** Challenge **
Any pictures in the records below should be skipped; write out everything else exactly.

** Entries shown **

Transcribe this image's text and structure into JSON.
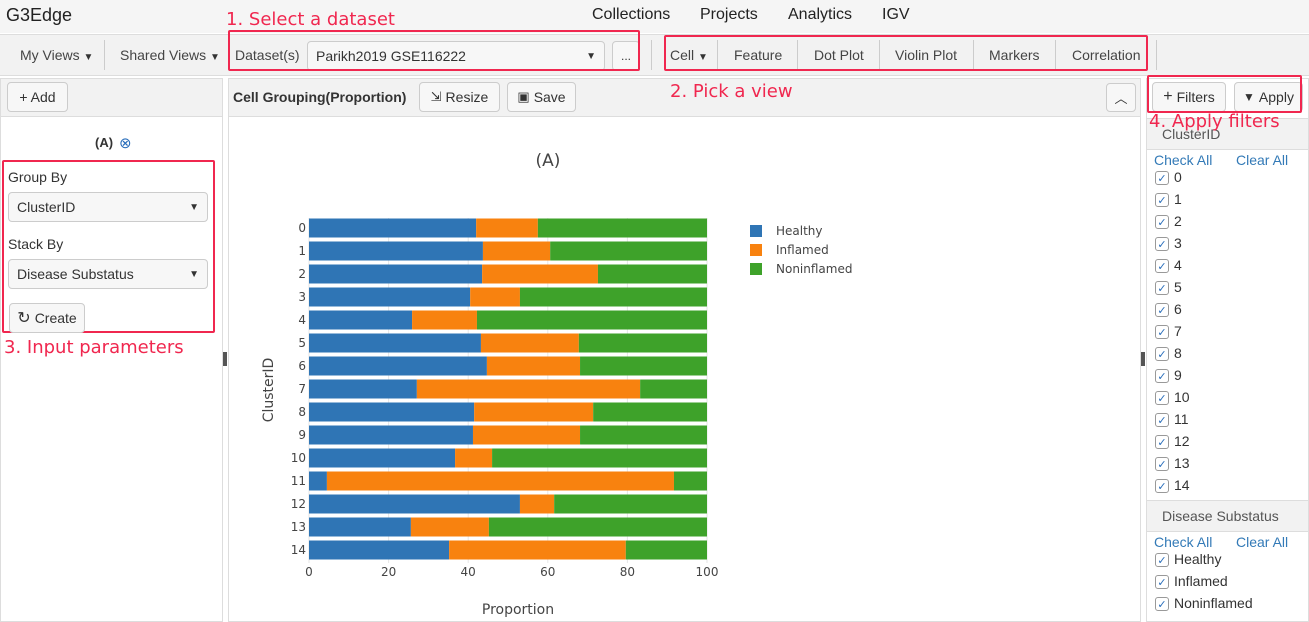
{
  "app": {
    "title": "G3Edge",
    "nav": [
      "Collections",
      "Projects",
      "Analytics",
      "IGV"
    ]
  },
  "toolbar": {
    "my_views": "My Views",
    "shared_views": "Shared Views",
    "dataset_label": "Dataset(s)",
    "dataset_value": "Parikh2019 GSE116222",
    "more": "...",
    "tabs": [
      "Cell",
      "Feature",
      "Dot Plot",
      "Violin Plot",
      "Markers",
      "Correlation"
    ]
  },
  "annotations": {
    "a1": "1. Select a dataset",
    "a2": "2. Pick a view",
    "a3": "3. Input parameters",
    "a4": "4. Apply filters"
  },
  "left": {
    "add": "+ Add",
    "item_label": "(A)",
    "group_by_label": "Group By",
    "group_by_value": "ClusterID",
    "stack_by_label": "Stack By",
    "stack_by_value": "Disease Substatus",
    "create": "Create"
  },
  "center": {
    "title": "Cell Grouping(Proportion)",
    "resize": "Resize",
    "save": "Save"
  },
  "right": {
    "filters": "Filters",
    "apply": "Apply",
    "check_all": "Check All",
    "clear_all": "Clear All",
    "groups": [
      {
        "name": "ClusterID",
        "items": [
          "0",
          "1",
          "2",
          "3",
          "4",
          "5",
          "6",
          "7",
          "8",
          "9",
          "10",
          "11",
          "12",
          "13",
          "14"
        ],
        "checked": true
      },
      {
        "name": "Disease Substatus",
        "items": [
          "Healthy",
          "Inflamed",
          "Noninflamed"
        ],
        "checked": true
      }
    ]
  },
  "colors": {
    "Healthy": "#2f75b5",
    "Inflamed": "#f8820f",
    "Noninflamed": "#3ea22a",
    "annotation": "#f0274f",
    "link": "#337ab7"
  },
  "chart_data": {
    "type": "bar",
    "orientation": "horizontal",
    "stacked": true,
    "title": "(A)",
    "xlabel": "Proportion",
    "ylabel": "ClusterID",
    "xlim": [
      0,
      100
    ],
    "xticks": [
      "0",
      "20",
      "40",
      "60",
      "80",
      "100"
    ],
    "categories": [
      "0",
      "1",
      "2",
      "3",
      "4",
      "5",
      "6",
      "7",
      "8",
      "9",
      "10",
      "11",
      "12",
      "13",
      "14"
    ],
    "legend_position": "right",
    "series": [
      {
        "name": "Healthy",
        "values": [
          42.0,
          43.7,
          43.5,
          40.5,
          25.9,
          43.2,
          44.7,
          27.1,
          41.5,
          41.2,
          36.7,
          4.5,
          53.0,
          25.6,
          35.2
        ]
      },
      {
        "name": "Inflamed",
        "values": [
          15.5,
          16.9,
          29.1,
          12.5,
          16.3,
          24.6,
          23.4,
          56.1,
          29.9,
          26.9,
          9.3,
          87.2,
          8.6,
          19.6,
          44.4
        ]
      },
      {
        "name": "Noninflamed",
        "values": [
          42.5,
          39.4,
          27.4,
          47.0,
          57.8,
          32.2,
          31.9,
          16.8,
          28.6,
          31.9,
          54.0,
          8.3,
          38.4,
          54.8,
          20.4
        ]
      }
    ]
  }
}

** Reply to the exercise **
Transcribe this image's text and structure into JSON.
{
  "app": {
    "title": "G3Edge",
    "nav": [
      "Collections",
      "Projects",
      "Analytics",
      "IGV"
    ]
  },
  "toolbar": {
    "my_views": "My Views",
    "shared_views": "Shared Views",
    "dataset_label": "Dataset(s)",
    "dataset_value": "Parikh2019 GSE116222",
    "more": "...",
    "tabs": [
      "Cell",
      "Feature",
      "Dot Plot",
      "Violin Plot",
      "Markers",
      "Correlation"
    ]
  },
  "annotations": {
    "a1": "1. Select a dataset",
    "a2": "2. Pick a view",
    "a3": "3. Input parameters",
    "a4": "4. Apply filters"
  },
  "left": {
    "add": "+ Add",
    "item_label": "(A)",
    "group_by_label": "Group By",
    "group_by_value": "ClusterID",
    "stack_by_label": "Stack By",
    "stack_by_value": "Disease Substatus",
    "create": "Create"
  },
  "center": {
    "title": "Cell Grouping(Proportion)",
    "resize": "Resize",
    "save": "Save"
  },
  "right": {
    "filters": "Filters",
    "apply": "Apply",
    "check_all": "Check All",
    "clear_all": "Clear All",
    "groups": [
      {
        "name": "ClusterID",
        "items": [
          "0",
          "1",
          "2",
          "3",
          "4",
          "5",
          "6",
          "7",
          "8",
          "9",
          "10",
          "11",
          "12",
          "13",
          "14"
        ],
        "checked": true
      },
      {
        "name": "Disease Substatus",
        "items": [
          "Healthy",
          "Inflamed",
          "Noninflamed"
        ],
        "checked": true
      }
    ]
  },
  "colors": {
    "Healthy": "#2f75b5",
    "Inflamed": "#f8820f",
    "Noninflamed": "#3ea22a",
    "annotation": "#f0274f",
    "link": "#337ab7"
  },
  "chart_data": {
    "type": "bar",
    "orientation": "horizontal",
    "stacked": true,
    "title": "(A)",
    "xlabel": "Proportion",
    "ylabel": "ClusterID",
    "xlim": [
      0,
      100
    ],
    "xticks": [
      "0",
      "20",
      "40",
      "60",
      "80",
      "100"
    ],
    "categories": [
      "0",
      "1",
      "2",
      "3",
      "4",
      "5",
      "6",
      "7",
      "8",
      "9",
      "10",
      "11",
      "12",
      "13",
      "14"
    ],
    "legend_position": "right",
    "series": [
      {
        "name": "Healthy",
        "values": [
          42.0,
          43.7,
          43.5,
          40.5,
          25.9,
          43.2,
          44.7,
          27.1,
          41.5,
          41.2,
          36.7,
          4.5,
          53.0,
          25.6,
          35.2
        ]
      },
      {
        "name": "Inflamed",
        "values": [
          15.5,
          16.9,
          29.1,
          12.5,
          16.3,
          24.6,
          23.4,
          56.1,
          29.9,
          26.9,
          9.3,
          87.2,
          8.6,
          19.6,
          44.4
        ]
      },
      {
        "name": "Noninflamed",
        "values": [
          42.5,
          39.4,
          27.4,
          47.0,
          57.8,
          32.2,
          31.9,
          16.8,
          28.6,
          31.9,
          54.0,
          8.3,
          38.4,
          54.8,
          20.4
        ]
      }
    ]
  }
}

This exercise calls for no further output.